◆ **TASK MATERIAL**
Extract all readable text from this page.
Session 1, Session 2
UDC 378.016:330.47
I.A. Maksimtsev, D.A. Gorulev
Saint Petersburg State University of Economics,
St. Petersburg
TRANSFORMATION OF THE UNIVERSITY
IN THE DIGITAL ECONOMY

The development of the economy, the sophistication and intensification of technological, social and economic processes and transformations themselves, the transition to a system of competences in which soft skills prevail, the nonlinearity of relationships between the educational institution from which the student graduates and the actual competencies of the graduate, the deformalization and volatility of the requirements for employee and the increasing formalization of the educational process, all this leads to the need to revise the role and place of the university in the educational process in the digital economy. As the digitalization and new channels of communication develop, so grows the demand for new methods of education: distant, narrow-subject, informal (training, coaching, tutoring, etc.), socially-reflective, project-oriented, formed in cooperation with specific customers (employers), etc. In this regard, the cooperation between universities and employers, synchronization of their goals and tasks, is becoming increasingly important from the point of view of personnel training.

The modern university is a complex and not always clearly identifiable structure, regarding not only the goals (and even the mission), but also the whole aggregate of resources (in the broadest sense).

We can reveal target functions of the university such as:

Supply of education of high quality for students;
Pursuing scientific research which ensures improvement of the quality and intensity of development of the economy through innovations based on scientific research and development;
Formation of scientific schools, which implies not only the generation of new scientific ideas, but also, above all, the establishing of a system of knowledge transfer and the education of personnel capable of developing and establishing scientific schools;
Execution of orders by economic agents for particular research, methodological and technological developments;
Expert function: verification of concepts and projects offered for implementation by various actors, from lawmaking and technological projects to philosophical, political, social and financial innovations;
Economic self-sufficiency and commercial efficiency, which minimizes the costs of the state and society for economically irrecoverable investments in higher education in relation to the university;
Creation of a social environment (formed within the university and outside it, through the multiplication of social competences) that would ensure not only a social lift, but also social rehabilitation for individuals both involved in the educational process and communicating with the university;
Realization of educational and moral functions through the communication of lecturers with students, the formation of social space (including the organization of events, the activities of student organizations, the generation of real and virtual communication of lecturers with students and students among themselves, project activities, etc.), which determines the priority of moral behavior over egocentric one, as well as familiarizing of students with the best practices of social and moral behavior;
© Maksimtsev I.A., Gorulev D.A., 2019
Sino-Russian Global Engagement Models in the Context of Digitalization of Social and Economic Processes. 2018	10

◆ **TASK TO CARRY OUT**
All of the data shown above must be copied exactly.

◆ **SOLUTION FOR THIS TASK**
Extract all readable text from this page.
Session 1, Session 2
UDC 378.016:330.47
I.A. Maksimtsev, D.A. Gorulev
Saint Petersburg State University of Economics,
St. Petersburg
TRANSFORMATION OF THE UNIVERSITY
IN THE DIGITAL ECONOMY

The development of the economy, the sophistication and intensification of technological, social and economic processes and transformations themselves, the transition to a system of competences in which soft skills prevail, the nonlinearity of relationships between the educational institution from which the student graduates and the actual competencies of the graduate, the deformalization and volatility of the requirements for employee and the increasing formalization of the educational process, all this leads to the need to revise the role and place of the university in the educational process in the digital economy. As the digitalization and new channels of communication develop, so grows the demand for new methods of education: distant, narrow-subject, informal (training, coaching, tutoring, etc.), socially-reflective, project-oriented, formed in cooperation with specific customers (employers), etc. In this regard, the cooperation between universities and employers, synchronization of their goals and tasks, is becoming increasingly important from the point of view of personnel training.

The modern university is a complex and not always clearly identifiable structure, regarding not only the goals (and even the mission), but also the whole aggregate of resources (in the broadest sense).

We can reveal target functions of the university such as:

Supply of education of high quality for students;
Pursuing scientific research which ensures improvement of the quality and intensity of development of the economy through innovations based on scientific research and development;
Formation of scientific schools, which implies not only the generation of new scientific ideas, but also, above all, the establishing of a system of knowledge transfer and the education of personnel capable of developing and establishing scientific schools;
Execution of orders by economic agents for particular research, methodological and technological developments;
Expert function: verification of concepts and projects offered for implementation by various actors, from lawmaking and technological projects to philosophical, political, social and financial innovations;
Economic self-sufficiency and commercial efficiency, which minimizes the costs of the state and society for economically irrecoverable investments in higher education in relation to the university;
Creation of a social environment (formed within the university and outside it, through the multiplication of social competences) that would ensure not only a social lift, but also social rehabilitation for individuals both involved in the educational process and communicating with the university;
Realization of educational and moral functions through the communication of lecturers with students, the formation of social space (including the organization of events, the activities of student organizations, the generation of real and virtual communication of lecturers with students and students among themselves, project activities, etc.), which determines the priority of moral behavior over egocentric one, as well as familiarizing of students with the best practices of social and moral behavior;
© Maksimtsev I.A., Gorulev D.A., 2019
Sino-Russian Global Engagement Models in the Context of Digitalization of Social and Economic Processes. 2018	10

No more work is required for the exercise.